**Required work**: Pull out each line of the data that includes the word "released".

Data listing
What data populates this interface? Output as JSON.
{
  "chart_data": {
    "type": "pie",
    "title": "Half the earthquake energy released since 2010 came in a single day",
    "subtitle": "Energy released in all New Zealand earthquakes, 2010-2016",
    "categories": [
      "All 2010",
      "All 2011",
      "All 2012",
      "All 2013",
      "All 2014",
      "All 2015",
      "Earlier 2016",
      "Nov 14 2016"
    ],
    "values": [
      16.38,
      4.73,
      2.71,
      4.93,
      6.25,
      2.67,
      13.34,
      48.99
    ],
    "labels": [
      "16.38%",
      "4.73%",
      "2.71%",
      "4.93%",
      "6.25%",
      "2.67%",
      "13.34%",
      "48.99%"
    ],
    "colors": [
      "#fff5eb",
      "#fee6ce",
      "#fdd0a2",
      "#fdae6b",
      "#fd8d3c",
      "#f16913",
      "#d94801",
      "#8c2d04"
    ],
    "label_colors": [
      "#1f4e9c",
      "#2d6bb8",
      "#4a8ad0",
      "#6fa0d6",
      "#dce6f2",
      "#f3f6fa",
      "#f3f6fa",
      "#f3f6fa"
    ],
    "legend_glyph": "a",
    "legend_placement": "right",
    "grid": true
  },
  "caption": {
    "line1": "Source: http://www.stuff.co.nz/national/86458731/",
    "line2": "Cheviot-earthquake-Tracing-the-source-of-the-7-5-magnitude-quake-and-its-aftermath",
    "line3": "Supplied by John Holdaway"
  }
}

**Worked solution**:
    "title": "Half the earthquake energy released since 2010 came in a single day",
    "subtitle": "Energy released in all New Zealand earthquakes, 2010-2016",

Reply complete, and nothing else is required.